_Challenge_
Take all the material and copy it exactly.

--*--

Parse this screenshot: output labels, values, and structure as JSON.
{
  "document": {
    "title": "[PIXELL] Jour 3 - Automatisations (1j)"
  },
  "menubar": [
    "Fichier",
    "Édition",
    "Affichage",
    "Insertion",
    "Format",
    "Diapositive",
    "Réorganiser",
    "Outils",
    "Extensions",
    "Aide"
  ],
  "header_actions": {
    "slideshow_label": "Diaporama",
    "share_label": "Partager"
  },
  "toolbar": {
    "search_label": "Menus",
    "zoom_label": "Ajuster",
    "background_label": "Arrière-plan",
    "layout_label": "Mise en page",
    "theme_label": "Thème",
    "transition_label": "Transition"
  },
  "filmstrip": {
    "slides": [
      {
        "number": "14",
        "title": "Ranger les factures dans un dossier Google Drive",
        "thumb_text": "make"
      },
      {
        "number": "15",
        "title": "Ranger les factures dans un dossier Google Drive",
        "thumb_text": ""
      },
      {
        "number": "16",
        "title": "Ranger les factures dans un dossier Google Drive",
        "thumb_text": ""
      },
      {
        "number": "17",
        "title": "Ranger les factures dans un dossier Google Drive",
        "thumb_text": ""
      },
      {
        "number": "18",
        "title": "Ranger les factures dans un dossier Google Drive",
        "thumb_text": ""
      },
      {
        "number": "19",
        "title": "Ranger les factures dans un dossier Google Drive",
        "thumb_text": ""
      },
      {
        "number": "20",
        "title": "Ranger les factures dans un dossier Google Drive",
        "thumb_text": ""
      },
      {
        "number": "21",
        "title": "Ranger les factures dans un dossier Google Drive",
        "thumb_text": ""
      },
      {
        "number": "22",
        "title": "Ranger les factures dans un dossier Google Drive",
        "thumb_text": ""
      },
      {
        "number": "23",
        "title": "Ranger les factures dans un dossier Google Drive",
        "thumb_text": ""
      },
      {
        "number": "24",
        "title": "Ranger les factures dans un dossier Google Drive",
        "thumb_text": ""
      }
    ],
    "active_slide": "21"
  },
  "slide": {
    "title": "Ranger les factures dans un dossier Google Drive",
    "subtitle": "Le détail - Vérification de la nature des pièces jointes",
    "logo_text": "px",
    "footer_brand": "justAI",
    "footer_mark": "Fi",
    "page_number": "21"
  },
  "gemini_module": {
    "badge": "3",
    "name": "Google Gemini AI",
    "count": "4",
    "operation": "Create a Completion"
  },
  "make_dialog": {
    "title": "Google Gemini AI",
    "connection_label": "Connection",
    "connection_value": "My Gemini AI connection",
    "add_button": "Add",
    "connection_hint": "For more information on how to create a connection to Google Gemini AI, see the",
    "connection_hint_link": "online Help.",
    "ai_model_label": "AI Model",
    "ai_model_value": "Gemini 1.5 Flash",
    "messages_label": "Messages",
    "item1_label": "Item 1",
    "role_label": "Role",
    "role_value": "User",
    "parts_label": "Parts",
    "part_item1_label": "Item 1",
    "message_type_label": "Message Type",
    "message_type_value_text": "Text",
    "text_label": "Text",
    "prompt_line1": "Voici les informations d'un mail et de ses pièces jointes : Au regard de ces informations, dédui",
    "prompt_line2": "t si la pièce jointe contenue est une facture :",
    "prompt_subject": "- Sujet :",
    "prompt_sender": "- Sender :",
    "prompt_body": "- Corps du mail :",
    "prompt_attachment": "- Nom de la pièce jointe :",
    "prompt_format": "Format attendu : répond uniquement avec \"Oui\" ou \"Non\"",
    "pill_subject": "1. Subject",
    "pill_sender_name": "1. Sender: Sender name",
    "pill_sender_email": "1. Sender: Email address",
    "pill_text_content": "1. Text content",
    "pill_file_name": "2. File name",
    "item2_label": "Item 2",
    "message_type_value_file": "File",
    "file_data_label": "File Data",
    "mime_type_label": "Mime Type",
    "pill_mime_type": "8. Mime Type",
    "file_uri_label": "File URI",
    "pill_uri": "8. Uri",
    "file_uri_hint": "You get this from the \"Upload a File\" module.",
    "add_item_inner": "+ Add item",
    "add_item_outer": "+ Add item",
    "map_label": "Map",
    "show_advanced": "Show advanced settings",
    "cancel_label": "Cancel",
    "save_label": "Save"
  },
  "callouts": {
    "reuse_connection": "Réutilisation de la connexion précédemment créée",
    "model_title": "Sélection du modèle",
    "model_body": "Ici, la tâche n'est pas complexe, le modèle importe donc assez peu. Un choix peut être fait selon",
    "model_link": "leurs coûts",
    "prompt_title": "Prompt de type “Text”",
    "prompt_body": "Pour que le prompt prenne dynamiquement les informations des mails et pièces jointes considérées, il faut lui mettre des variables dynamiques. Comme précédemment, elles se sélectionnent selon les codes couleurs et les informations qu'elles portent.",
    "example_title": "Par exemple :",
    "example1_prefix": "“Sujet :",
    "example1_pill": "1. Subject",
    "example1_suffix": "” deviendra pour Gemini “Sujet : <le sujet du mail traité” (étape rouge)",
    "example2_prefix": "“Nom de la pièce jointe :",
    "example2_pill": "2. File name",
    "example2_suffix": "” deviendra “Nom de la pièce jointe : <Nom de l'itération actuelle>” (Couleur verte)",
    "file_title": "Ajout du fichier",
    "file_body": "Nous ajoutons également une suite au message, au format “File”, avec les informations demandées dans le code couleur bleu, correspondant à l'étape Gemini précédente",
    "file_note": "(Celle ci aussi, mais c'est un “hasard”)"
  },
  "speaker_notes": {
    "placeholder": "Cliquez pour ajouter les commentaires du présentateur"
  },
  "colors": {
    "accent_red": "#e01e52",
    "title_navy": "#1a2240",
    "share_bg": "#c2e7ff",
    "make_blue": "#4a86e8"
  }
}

--*--

_Exercise answer_
Parse this screenshot: output labels, values, and structure as JSON.
{
  "document": {
    "title": "[PIXELL] Jour 3 - Automatisations (1j)"
  },
  "menubar": [
    "Fichier",
    "Édition",
    "Affichage",
    "Insertion",
    "Format",
    "Diapositive",
    "Réorganiser",
    "Outils",
    "Extensions",
    "Aide"
  ],
  "header_actions": {
    "slideshow_label": "Diaporama",
    "share_label": "Partager"
  },
  "toolbar": {
    "search_label": "Menus",
    "zoom_label": "Ajuster",
    "background_label": "Arrière-plan",
    "layout_label": "Mise en page",
    "theme_label": "Thème",
    "transition_label": "Transition"
  },
  "filmstrip": {
    "slides": [
      {
        "number": "14",
        "title": "Ranger les factures dans un dossier Google Drive",
        "thumb_text": "make"
      },
      {
        "number": "15",
        "title": "Ranger les factures dans un dossier Google Drive",
        "thumb_text": ""
      },
      {
        "number": "16",
        "title": "Ranger les factures dans un dossier Google Drive",
        "thumb_text": ""
      },
      {
        "number": "17",
        "title": "Ranger les factures dans un dossier Google Drive",
        "thumb_text": ""
      },
      {
        "number": "18",
        "title": "Ranger les factures dans un dossier Google Drive",
        "thumb_text": ""
      },
      {
        "number": "19",
        "title": "Ranger les factures dans un dossier Google Drive",
        "thumb_text": ""
      },
      {
        "number": "20",
        "title": "Ranger les factures dans un dossier Google Drive",
        "thumb_text": ""
      },
      {
        "number": "21",
        "title": "Ranger les factures dans un dossier Google Drive",
        "thumb_text": ""
      },
      {
        "number": "22",
        "title": "Ranger les factures dans un dossier Google Drive",
        "thumb_text": ""
      },
      {
        "number": "23",
        "title": "Ranger les factures dans un dossier Google Drive",
        "thumb_text": ""
      },
      {
        "number": "24",
        "title": "Ranger les factures dans un dossier Google Drive",
        "thumb_text": ""
      }
    ],
    "active_slide": "21"
  },
  "slide": {
    "title": "Ranger les factures dans un dossier Google Drive",
    "subtitle": "Le détail - Vérification de la nature des pièces jointes",
    "logo_text": "px",
    "footer_brand": "justAI",
    "footer_mark": "Fi",
    "page_number": "21"
  },
  "gemini_module": {
    "badge": "3",
    "name": "Google Gemini AI",
    "count": "4",
    "operation": "Create a Completion"
  },
  "make_dialog": {
    "title": "Google Gemini AI",
    "connection_label": "Connection",
    "connection_value": "My Gemini AI connection",
    "add_button": "Add",
    "connection_hint": "For more information on how to create a connection to Google Gemini AI, see the",
    "connection_hint_link": "online Help.",
    "ai_model_label": "AI Model",
    "ai_model_value": "Gemini 1.5 Flash",
    "messages_label": "Messages",
    "item1_label": "Item 1",
    "role_label": "Role",
    "role_value": "User",
    "parts_label": "Parts",
    "part_item1_label": "Item 1",
    "message_type_label": "Message Type",
    "message_type_value_text": "Text",
    "text_label": "Text",
    "prompt_line1": "Voici les informations d'un mail et de ses pièces jointes : Au regard de ces informations, dédui",
    "prompt_line2": "t si la pièce jointe contenue est une facture :",
    "prompt_subject": "- Sujet :",
    "prompt_sender": "- Sender :",
    "prompt_body": "- Corps du mail :",
    "prompt_attachment": "- Nom de la pièce jointe :",
    "prompt_format": "Format attendu : répond uniquement avec \"Oui\" ou \"Non\"",
    "pill_subject": "1. Subject",
    "pill_sender_name": "1. Sender: Sender name",
    "pill_sender_email": "1. Sender: Email address",
    "pill_text_content": "1. Text content",
    "pill_file_name": "2. File name",
    "item2_label": "Item 2",
    "message_type_value_file": "File",
    "file_data_label": "File Data",
    "mime_type_label": "Mime Type",
    "pill_mime_type": "8. Mime Type",
    "file_uri_label": "File URI",
    "pill_uri": "8. Uri",
    "file_uri_hint": "You get this from the \"Upload a File\" module.",
    "add_item_inner": "+ Add item",
    "add_item_outer": "+ Add item",
    "map_label": "Map",
    "show_advanced": "Show advanced settings",
    "cancel_label": "Cancel",
    "save_label": "Save"
  },
  "callouts": {
    "reuse_connection": "Réutilisation de la connexion précédemment créée",
    "model_title": "Sélection du modèle",
    "model_body": "Ici, la tâche n'est pas complexe, le modèle importe donc assez peu. Un choix peut être fait selon",
    "model_link": "leurs coûts",
    "prompt_title": "Prompt de type “Text”",
    "prompt_body": "Pour que le prompt prenne dynamiquement les informations des mails et pièces jointes considérées, il faut lui mettre des variables dynamiques. Comme précédemment, elles se sélectionnent selon les codes couleurs et les informations qu'elles portent.",
    "example_title": "Par exemple :",
    "example1_prefix": "“Sujet :",
    "example1_pill": "1. Subject",
    "example1_suffix": "” deviendra pour Gemini “Sujet : <le sujet du mail traité” (étape rouge)",
    "example2_prefix": "“Nom de la pièce jointe :",
    "example2_pill": "2. File name",
    "example2_suffix": "” deviendra “Nom de la pièce jointe : <Nom de l'itération actuelle>” (Couleur verte)",
    "file_title": "Ajout du fichier",
    "file_body": "Nous ajoutons également une suite au message, au format “File”, avec les informations demandées dans le code couleur bleu, correspondant à l'étape Gemini précédente",
    "file_note": "(Celle ci aussi, mais c'est un “hasard”)"
  },
  "speaker_notes": {
    "placeholder": "Cliquez pour ajouter les commentaires du présentateur"
  },
  "colors": {
    "accent_red": "#e01e52",
    "title_navy": "#1a2240",
    "share_bg": "#c2e7ff",
    "make_blue": "#4a86e8"
  }
}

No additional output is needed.